-- EXCERTO DO TEXTO --
—————
Quinze dias depois do salvamento o homem continuava a trabalhar como se nada fosse e não dirigia palavra ao meu avô, como se nada se houvesse passado. O meu avô via-o todos os dias pelo buraco que tinha feito para o salvar e que continuava aberto, bem no meio da cozinha. Então, o meu avô, um pouco pressionado pela mulher e muito pelos filhos, decidiu ir falar com o homem.


A conversa do meu avô com o homem teria sido mais ou menos assim:


O meu avô - Meu caro senhor eu peço desculpa de o incomodar, mas venho pedir-lhe para me ajudar com alguma coisa nas despesas para tapar o buraco. Já passaram quinze dias e...


O homem - Ajudar com quê? A casa não é minha!


O meu avô - Sim… Mas… Eu fiz o buraco por sua causa. Para o salvar.


O homem - Fez o buraco porque quis. Eu não lhe pedi nada.


A conversa terminou, o meu avô tapou o buraco a expensas próprias, nunca mais falou ao homem e nunca mais falou do assunto.
—————
-- ENTRADAS --
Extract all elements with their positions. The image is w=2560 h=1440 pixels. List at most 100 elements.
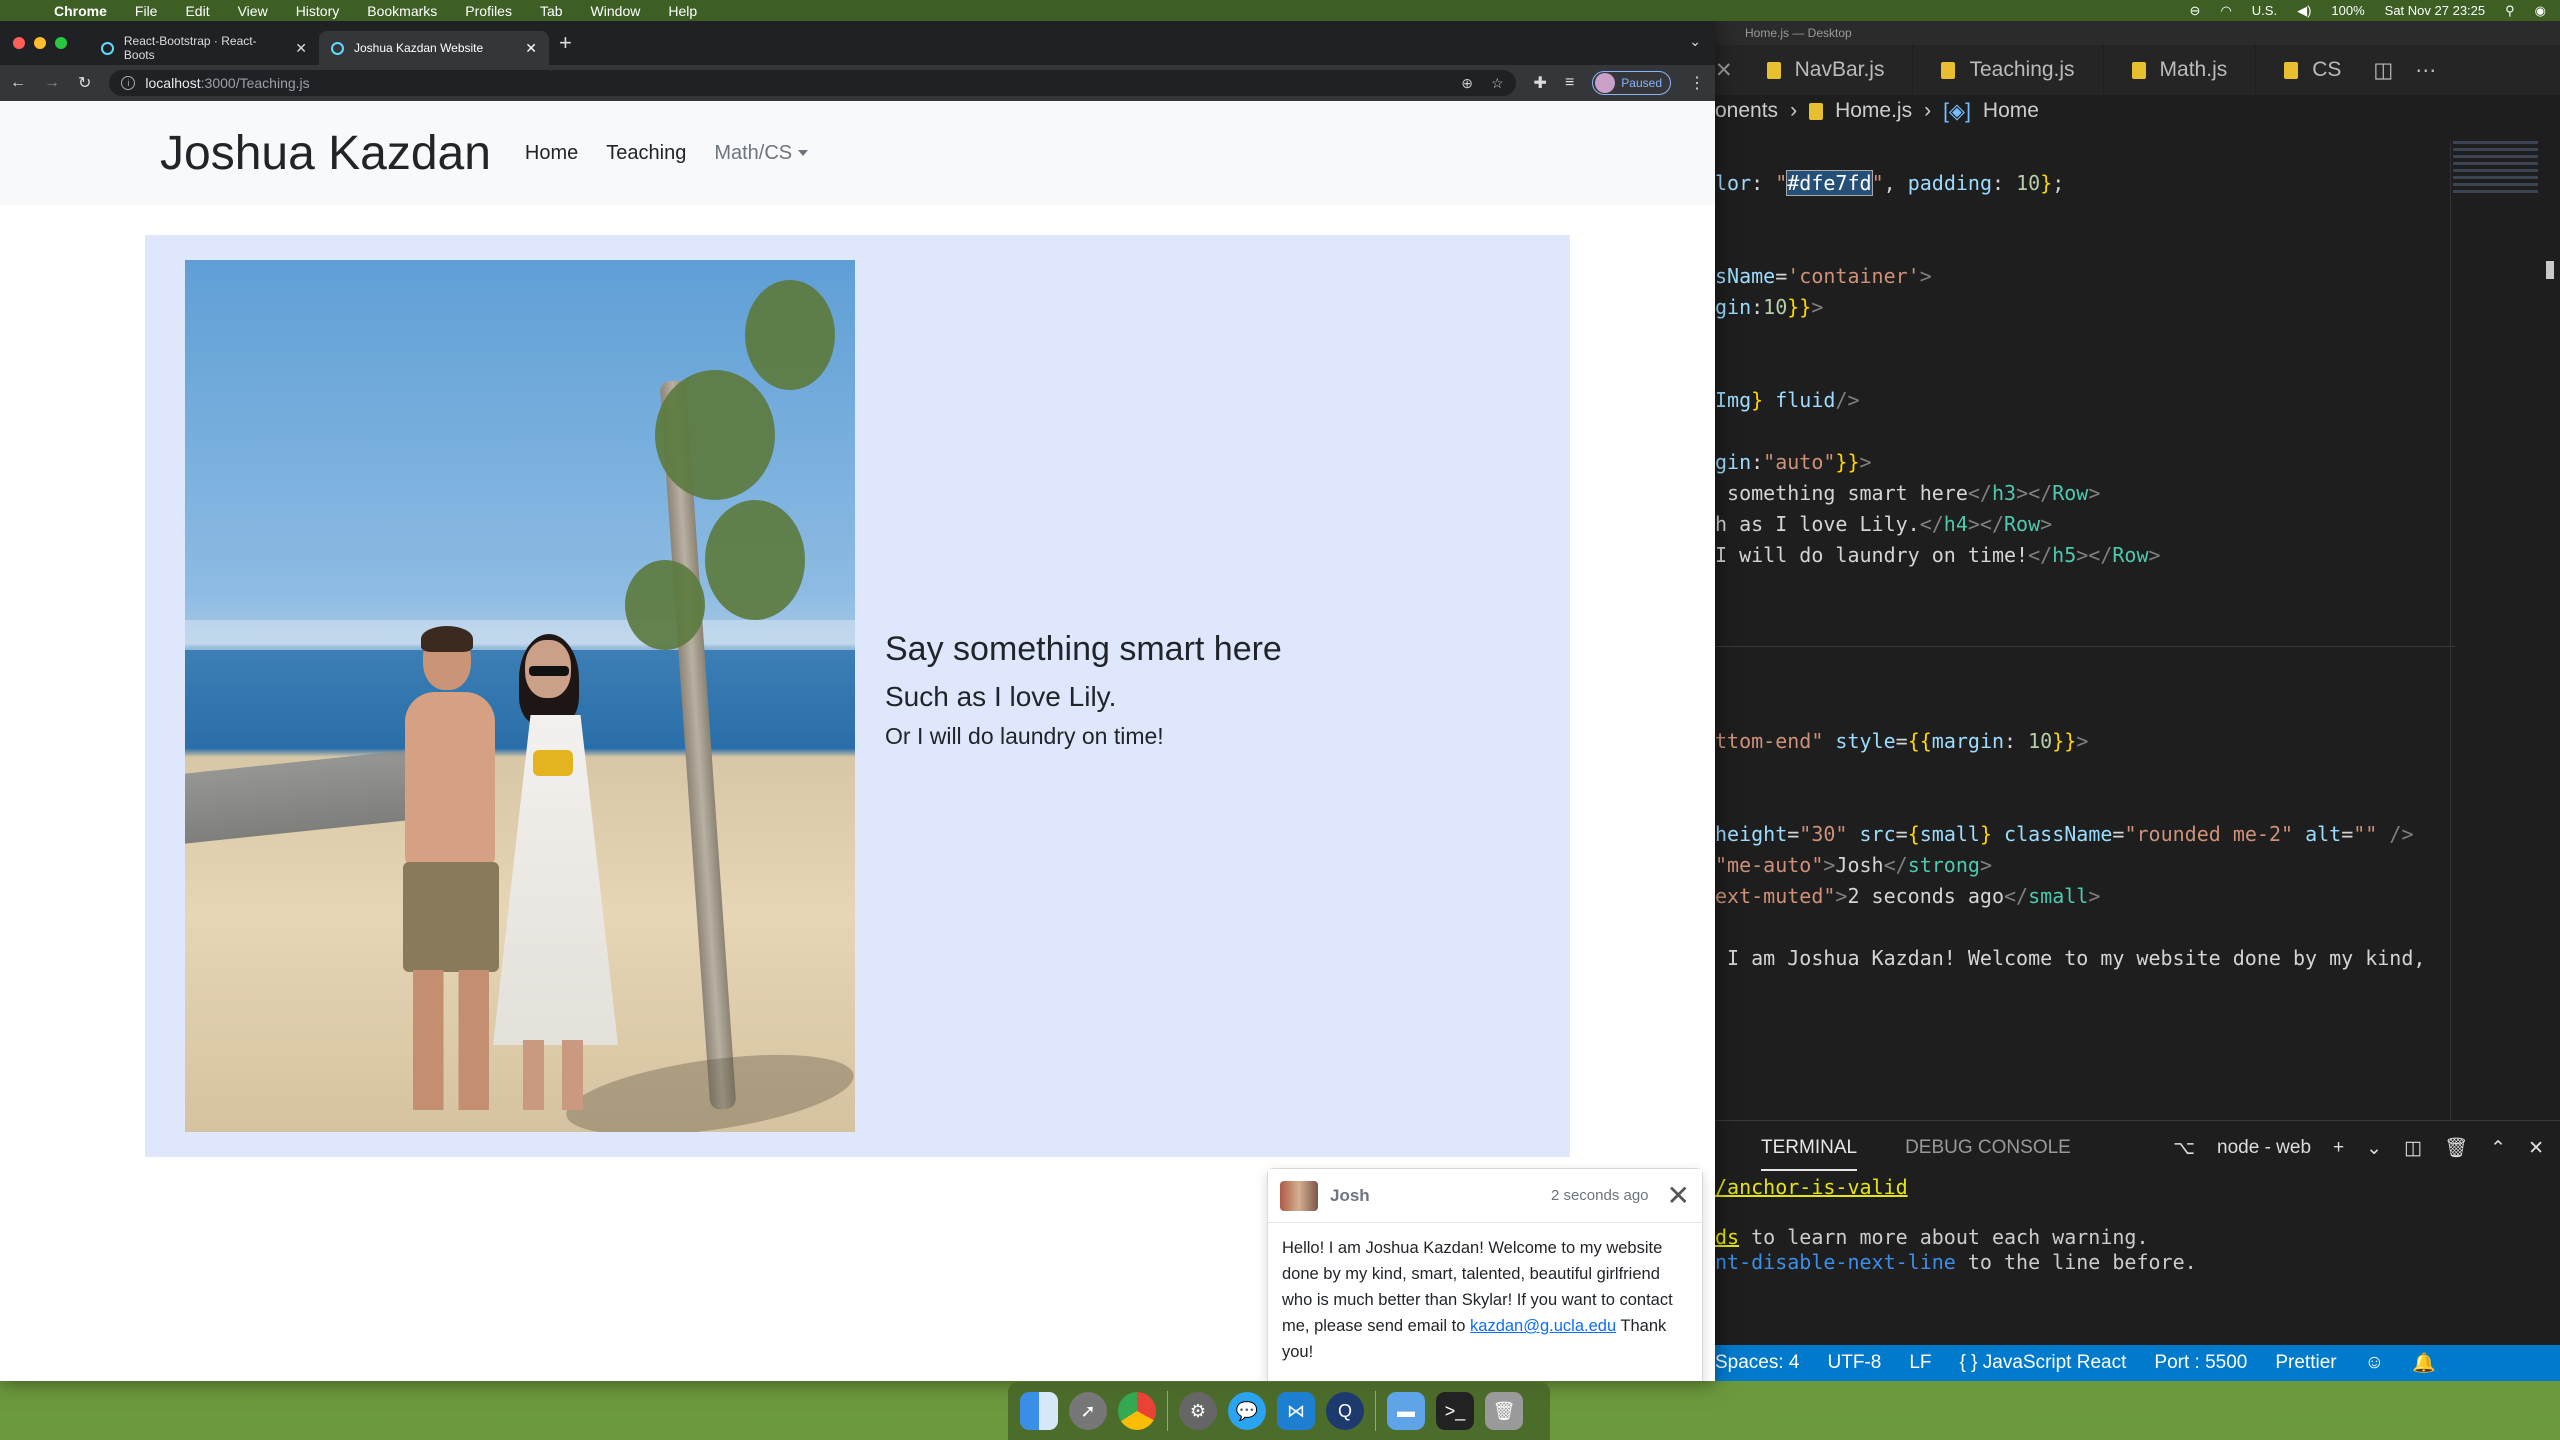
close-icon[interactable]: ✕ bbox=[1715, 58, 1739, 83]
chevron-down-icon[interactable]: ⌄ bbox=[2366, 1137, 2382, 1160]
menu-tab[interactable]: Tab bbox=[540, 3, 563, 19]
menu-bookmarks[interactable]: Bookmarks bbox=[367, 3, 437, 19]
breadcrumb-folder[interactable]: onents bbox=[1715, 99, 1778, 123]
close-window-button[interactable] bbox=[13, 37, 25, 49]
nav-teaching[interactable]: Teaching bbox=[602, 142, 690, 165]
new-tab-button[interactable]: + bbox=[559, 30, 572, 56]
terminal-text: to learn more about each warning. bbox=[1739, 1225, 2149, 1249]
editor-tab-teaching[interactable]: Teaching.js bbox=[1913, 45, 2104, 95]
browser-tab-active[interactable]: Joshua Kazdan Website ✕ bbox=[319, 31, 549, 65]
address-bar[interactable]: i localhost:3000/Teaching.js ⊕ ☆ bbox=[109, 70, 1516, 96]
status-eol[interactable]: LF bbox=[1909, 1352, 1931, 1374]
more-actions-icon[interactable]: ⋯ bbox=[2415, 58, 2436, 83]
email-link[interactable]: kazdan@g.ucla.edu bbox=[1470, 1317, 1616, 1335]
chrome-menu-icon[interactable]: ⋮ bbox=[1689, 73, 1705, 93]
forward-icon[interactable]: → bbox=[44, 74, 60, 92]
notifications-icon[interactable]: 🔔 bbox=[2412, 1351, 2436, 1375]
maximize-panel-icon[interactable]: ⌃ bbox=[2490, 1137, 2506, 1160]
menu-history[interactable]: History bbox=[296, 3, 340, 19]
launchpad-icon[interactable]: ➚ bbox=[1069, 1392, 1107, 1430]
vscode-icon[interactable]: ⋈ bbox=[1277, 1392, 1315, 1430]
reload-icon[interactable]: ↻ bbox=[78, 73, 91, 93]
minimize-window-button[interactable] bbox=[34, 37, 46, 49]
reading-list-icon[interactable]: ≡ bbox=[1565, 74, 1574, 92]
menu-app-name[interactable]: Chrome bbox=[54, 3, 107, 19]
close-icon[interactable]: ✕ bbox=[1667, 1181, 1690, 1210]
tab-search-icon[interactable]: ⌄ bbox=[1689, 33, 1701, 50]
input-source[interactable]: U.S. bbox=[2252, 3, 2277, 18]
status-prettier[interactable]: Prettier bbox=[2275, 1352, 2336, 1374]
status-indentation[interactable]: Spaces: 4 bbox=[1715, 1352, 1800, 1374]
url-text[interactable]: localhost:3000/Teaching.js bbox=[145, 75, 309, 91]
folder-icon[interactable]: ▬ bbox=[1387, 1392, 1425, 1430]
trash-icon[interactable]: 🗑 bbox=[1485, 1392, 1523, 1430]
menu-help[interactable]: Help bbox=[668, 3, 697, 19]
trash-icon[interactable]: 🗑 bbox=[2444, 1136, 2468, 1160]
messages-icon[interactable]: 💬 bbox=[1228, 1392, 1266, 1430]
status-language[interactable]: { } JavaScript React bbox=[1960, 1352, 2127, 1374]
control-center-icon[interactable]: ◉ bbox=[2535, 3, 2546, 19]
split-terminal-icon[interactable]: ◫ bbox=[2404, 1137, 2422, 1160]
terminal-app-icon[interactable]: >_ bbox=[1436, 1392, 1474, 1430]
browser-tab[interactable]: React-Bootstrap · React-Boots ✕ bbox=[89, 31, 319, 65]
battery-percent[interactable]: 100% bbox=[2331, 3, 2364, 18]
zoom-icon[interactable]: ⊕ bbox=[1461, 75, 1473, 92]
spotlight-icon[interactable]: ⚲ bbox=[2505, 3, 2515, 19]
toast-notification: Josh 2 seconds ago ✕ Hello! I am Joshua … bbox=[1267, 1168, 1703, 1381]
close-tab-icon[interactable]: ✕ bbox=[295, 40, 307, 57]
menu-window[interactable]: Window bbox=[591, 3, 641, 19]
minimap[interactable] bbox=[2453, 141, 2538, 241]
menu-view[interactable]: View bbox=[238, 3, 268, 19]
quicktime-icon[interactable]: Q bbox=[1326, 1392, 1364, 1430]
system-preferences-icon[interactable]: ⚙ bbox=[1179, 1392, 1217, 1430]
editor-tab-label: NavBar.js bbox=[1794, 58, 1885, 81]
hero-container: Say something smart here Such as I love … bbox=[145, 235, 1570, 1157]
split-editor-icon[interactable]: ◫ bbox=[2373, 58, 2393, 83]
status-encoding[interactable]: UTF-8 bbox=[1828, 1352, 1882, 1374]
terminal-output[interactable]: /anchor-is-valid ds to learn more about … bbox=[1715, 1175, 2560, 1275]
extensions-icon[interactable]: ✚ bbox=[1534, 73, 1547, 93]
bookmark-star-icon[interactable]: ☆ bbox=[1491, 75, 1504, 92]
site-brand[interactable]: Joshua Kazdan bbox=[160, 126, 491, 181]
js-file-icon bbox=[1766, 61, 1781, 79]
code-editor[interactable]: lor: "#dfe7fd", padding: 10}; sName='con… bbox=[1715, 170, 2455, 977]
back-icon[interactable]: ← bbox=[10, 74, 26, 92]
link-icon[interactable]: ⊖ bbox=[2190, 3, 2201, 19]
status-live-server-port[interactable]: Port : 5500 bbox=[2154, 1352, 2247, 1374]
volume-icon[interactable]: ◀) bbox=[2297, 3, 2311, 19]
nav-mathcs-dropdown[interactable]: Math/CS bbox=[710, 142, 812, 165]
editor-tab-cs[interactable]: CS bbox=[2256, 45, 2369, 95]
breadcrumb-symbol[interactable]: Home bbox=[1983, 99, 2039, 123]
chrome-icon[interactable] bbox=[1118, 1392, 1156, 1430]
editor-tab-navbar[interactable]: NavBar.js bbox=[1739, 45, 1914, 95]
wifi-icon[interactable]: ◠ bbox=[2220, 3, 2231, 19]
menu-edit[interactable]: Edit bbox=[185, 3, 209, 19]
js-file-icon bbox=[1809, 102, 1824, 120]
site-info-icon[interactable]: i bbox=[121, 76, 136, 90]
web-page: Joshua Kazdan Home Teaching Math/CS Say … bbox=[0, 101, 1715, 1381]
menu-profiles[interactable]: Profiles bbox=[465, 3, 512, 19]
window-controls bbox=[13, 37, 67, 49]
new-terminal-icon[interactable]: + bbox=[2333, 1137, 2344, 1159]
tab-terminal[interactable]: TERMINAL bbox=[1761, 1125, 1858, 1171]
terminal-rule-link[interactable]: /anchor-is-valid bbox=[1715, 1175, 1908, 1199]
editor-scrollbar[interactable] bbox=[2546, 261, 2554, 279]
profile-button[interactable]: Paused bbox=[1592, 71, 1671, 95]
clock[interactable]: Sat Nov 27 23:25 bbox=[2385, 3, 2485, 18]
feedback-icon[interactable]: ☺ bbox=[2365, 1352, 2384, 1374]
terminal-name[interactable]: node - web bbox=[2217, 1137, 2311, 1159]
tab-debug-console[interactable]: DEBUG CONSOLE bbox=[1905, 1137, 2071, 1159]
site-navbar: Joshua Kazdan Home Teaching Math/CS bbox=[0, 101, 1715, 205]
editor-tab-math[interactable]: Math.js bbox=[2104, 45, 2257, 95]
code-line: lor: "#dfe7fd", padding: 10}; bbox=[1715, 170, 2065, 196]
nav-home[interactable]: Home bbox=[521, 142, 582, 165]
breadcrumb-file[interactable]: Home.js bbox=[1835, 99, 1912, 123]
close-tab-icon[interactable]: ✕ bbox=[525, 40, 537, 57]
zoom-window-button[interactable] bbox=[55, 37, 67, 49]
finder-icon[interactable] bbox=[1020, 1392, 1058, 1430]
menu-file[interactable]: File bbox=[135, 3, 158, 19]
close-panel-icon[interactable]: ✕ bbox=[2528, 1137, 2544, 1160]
—————
-- REQUISITOS DO EXERCÍCIO --
Responda a estas perguntas sobre o excerto do texto:
(a) Quantos dias tinham passado desde o salvamento quando o avô foi falar com o homem?
(b) Onde ficava o buraco que o avô fez para salvar o homem?
(c) Quem pagou para tapar o buraco?

-- RESPOSTA CORRETA --
(a) Quinze dias.
(b) Bem no meio da cozinha.
(c) O avô, a expensas próprias.